====== Texte proposé

"Tout notre système économique repose sur la cupidité" : Marc Dugain décortique les affres du pouvoir dans son nouveau livre "Tsunami"
Marc Dugain est réalisateur et écrivain. Il croit au pouvoir de la littérature et à l'importance d'écrire pour raconter une vérité, parfois même sa vérité. Depuis 1999, donc presque 25 ans, il construit son œuvre sans concession. C'est en racontant le destin de son grand-père maternel, Gueule cassée de la guerre 14-18, qu'il s'est fait connaître avec son livre La Chambre des officiers. Au total, plus de 20 prix, récompenses reçus pour ce premier roman poignant. S'en suivront La Malédiction d'Edgar (2005), L'insomnie des étoiles (2010), L'homme nu - La dictature invisible du numérique avec Christophe Labbé (2017). Il vient de publier Tsunami aux éditions Albin Michel.
franceinfo : Fred Vargas dit de vous que vous êtes un "fouilleur de catacombes", Renaud Van Ruymbeke, que vous êtes un 'débroussailleur'. Qui est Marc Dugain alors ?
Marc Dugain : Ce qui me définit, c'est quand même une capacité à m'extraire du réel, qui est un peu particulière et qui est à la fois constructive et à la fois personnellement, peut-être une fuite par rapport à la réalité. Finalement, je passe ma vie dans la fiction. Avant d'écrire, je n'étais pas du tout dans cette vie-là, j'ai été dans la finance, puis dans l'aviation. Et puis il y a eu cette chose extraordinaire qui a été qu’un jour, j'étais en vacances dans une maison familiale en Dordogne et je trouve une photo en fouillant un coffre : la photo de mon grand-père, avant d'avoir été défiguré. Je l'ai très bien connu, j'ai vécu avec lui.
J'ai vécu parmi les Gueules Cassées pendant une grande partie de mon enfance, ce qui m'a beaucoup structuré dans mon rapport au pouvoir et aux conséquences du pouvoir.
Marc Dugainà franceinfo
Et puis, d'un seul coup, je vois cet homme qui a un peu un visage à la Paul Newman et je me dis : mais comment il a fait pour survivre à ça. Et à partir de ce moment-là, j'ai eu cette idée d'écrire ce livre, La chambre des officiers, et je pense que le succès de ce livre a fait que j'ai changé complètement de vie, que tout ce que j'avais fait avant n'avait plus d'importance.
Vous continuez ce travail d'écriture, votre travail autour de la mémoire et de cette notion de pouvoir, d'enquête, de conviction. Avec Tsunami, vous vous attaquez à la politique française. Vous nous plongez dans la tête d'un président fraîchement élu sans que personne ne s'y attende, qui tente de gouverner. C'était une façon de désacraliser un certain nombre de choses autour du pouvoir ?

============

Consignes de l'exercice: D'après l'entretien avec Marc Dugain ci-dessus, où se trouvait la maison familiale dans laquelle il a découvert la photo de son grand-père ?

====== Données fournies

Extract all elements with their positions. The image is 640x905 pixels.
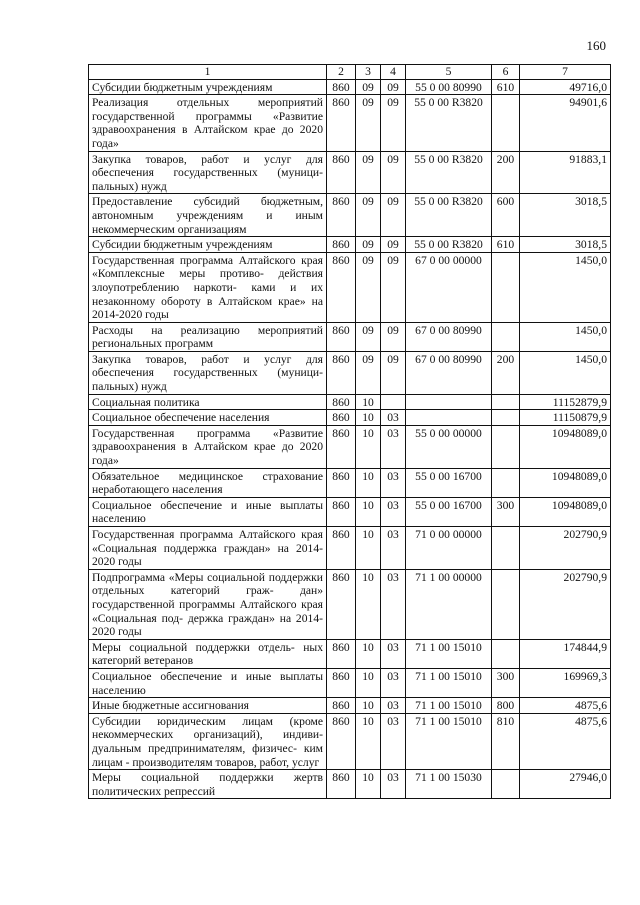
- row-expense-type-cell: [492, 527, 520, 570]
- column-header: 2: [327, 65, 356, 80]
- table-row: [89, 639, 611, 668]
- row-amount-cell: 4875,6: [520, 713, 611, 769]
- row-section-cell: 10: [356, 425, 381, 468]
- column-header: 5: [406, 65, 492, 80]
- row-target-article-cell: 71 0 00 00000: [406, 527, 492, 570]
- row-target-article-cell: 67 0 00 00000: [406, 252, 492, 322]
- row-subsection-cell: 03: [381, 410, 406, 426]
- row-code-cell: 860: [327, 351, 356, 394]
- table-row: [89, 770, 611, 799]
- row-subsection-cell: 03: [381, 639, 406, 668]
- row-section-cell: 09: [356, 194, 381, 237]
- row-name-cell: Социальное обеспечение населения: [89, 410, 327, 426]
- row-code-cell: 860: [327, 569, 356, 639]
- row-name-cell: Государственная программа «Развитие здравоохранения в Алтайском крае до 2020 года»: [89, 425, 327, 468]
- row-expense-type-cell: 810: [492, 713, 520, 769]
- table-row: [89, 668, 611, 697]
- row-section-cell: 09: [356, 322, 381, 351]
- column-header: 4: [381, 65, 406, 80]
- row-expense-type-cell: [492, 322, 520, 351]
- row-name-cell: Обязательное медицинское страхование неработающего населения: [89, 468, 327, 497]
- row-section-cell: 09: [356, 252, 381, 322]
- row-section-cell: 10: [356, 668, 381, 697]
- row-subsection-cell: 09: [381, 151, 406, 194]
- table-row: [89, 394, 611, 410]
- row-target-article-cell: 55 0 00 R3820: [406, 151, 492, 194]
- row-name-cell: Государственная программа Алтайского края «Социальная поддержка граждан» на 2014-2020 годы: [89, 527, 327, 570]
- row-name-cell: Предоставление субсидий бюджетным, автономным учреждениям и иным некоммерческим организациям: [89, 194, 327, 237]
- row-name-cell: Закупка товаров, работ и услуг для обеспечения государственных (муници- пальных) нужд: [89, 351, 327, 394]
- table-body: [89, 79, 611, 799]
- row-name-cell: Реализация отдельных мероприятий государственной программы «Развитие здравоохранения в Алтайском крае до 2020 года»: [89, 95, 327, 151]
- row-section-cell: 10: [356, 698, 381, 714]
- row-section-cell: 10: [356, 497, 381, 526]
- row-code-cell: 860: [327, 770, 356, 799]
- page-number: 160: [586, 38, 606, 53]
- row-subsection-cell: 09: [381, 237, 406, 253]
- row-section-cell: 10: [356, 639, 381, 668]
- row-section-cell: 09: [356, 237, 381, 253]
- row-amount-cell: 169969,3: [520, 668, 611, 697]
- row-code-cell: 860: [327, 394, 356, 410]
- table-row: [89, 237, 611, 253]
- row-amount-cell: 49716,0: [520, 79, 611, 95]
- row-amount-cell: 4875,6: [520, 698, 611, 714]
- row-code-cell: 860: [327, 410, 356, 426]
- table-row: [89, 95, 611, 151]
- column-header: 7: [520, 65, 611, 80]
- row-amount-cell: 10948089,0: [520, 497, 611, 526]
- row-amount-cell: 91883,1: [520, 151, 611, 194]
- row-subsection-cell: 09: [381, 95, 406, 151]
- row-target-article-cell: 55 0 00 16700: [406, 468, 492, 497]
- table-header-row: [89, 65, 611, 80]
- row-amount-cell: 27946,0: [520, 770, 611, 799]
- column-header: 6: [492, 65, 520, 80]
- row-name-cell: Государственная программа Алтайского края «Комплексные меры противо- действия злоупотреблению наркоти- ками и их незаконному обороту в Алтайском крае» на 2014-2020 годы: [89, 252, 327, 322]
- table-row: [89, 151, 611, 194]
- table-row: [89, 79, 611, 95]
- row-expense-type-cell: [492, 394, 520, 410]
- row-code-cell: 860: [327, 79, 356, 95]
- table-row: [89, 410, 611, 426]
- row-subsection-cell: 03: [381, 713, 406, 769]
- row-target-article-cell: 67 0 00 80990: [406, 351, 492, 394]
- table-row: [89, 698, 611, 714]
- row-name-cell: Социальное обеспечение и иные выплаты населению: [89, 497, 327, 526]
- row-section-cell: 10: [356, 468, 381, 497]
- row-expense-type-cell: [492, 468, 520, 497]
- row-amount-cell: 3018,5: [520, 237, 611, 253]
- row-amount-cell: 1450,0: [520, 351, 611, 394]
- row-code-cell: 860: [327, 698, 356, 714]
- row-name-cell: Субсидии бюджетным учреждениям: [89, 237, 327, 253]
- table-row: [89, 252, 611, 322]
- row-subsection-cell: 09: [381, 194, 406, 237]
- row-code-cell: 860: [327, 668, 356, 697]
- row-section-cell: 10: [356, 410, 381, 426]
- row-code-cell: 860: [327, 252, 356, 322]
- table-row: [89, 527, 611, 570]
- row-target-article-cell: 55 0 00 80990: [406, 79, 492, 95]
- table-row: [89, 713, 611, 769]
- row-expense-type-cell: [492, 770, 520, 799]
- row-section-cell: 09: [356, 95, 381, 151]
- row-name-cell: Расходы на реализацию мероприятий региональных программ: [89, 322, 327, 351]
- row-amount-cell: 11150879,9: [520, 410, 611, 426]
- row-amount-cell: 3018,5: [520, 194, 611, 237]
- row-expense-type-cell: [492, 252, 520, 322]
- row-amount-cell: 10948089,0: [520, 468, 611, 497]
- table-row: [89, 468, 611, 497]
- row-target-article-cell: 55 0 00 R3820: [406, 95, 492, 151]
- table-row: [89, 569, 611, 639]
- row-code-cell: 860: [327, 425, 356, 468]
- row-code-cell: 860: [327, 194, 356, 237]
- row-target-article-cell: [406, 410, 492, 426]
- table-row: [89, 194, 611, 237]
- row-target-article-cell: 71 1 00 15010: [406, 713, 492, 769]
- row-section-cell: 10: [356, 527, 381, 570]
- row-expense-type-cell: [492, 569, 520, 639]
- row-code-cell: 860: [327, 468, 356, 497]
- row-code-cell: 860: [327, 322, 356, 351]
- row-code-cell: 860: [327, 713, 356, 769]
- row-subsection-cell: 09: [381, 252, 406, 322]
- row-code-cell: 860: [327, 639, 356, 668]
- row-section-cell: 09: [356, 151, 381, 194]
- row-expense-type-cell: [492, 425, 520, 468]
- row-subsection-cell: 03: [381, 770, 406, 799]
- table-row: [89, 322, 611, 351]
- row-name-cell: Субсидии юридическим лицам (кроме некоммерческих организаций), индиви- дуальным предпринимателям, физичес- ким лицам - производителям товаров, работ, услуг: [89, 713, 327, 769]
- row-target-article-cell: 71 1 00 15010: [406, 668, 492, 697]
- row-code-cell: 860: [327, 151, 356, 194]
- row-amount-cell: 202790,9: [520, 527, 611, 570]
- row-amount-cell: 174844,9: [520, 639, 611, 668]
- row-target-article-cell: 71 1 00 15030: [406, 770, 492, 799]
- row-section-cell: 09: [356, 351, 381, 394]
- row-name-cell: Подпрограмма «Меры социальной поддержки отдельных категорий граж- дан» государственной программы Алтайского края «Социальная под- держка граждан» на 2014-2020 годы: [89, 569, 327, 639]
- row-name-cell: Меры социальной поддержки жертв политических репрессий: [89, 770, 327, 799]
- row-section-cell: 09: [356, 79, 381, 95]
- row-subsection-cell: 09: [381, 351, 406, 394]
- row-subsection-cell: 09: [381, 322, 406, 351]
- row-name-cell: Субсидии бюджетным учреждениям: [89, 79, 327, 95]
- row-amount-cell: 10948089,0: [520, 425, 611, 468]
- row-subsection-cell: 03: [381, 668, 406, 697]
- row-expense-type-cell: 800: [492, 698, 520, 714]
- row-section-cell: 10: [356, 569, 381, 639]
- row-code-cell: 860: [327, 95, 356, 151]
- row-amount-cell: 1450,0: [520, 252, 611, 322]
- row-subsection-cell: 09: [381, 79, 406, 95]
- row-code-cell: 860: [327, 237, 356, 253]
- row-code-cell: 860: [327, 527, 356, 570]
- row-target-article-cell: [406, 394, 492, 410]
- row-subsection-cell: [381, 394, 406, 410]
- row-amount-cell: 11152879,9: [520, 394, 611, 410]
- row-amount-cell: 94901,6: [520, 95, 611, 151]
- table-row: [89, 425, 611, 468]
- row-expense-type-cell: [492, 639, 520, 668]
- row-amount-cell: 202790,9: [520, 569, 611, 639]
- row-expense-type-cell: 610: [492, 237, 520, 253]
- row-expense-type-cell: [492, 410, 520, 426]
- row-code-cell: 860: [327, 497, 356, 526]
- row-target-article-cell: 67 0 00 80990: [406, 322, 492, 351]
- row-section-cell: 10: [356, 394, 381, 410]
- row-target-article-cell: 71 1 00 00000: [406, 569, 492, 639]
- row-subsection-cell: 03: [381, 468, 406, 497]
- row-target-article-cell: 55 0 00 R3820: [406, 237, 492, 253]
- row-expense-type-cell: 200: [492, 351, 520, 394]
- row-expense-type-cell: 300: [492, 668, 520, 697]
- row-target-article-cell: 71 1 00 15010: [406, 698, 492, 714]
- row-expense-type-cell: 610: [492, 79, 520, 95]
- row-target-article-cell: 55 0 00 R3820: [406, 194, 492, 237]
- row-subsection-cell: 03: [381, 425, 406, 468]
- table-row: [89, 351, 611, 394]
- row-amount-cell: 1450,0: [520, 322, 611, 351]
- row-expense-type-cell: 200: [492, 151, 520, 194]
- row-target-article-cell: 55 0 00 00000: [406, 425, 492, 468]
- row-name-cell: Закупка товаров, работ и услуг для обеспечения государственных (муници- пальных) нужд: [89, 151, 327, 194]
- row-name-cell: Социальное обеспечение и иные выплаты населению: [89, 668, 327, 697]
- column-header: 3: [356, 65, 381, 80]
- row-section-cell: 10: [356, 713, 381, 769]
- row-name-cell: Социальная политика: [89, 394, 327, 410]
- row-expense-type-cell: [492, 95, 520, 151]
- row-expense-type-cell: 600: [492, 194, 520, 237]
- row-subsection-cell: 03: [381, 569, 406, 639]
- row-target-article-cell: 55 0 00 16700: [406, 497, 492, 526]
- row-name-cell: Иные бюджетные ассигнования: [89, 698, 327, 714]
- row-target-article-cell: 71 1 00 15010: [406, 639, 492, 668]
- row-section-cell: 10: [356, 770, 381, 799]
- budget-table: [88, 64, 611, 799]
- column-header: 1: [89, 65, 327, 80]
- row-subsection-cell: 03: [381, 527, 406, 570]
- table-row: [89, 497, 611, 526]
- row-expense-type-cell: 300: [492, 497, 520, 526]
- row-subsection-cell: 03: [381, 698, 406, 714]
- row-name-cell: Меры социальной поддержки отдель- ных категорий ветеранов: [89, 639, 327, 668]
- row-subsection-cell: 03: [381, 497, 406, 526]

============

Corrigé: En Dordogne.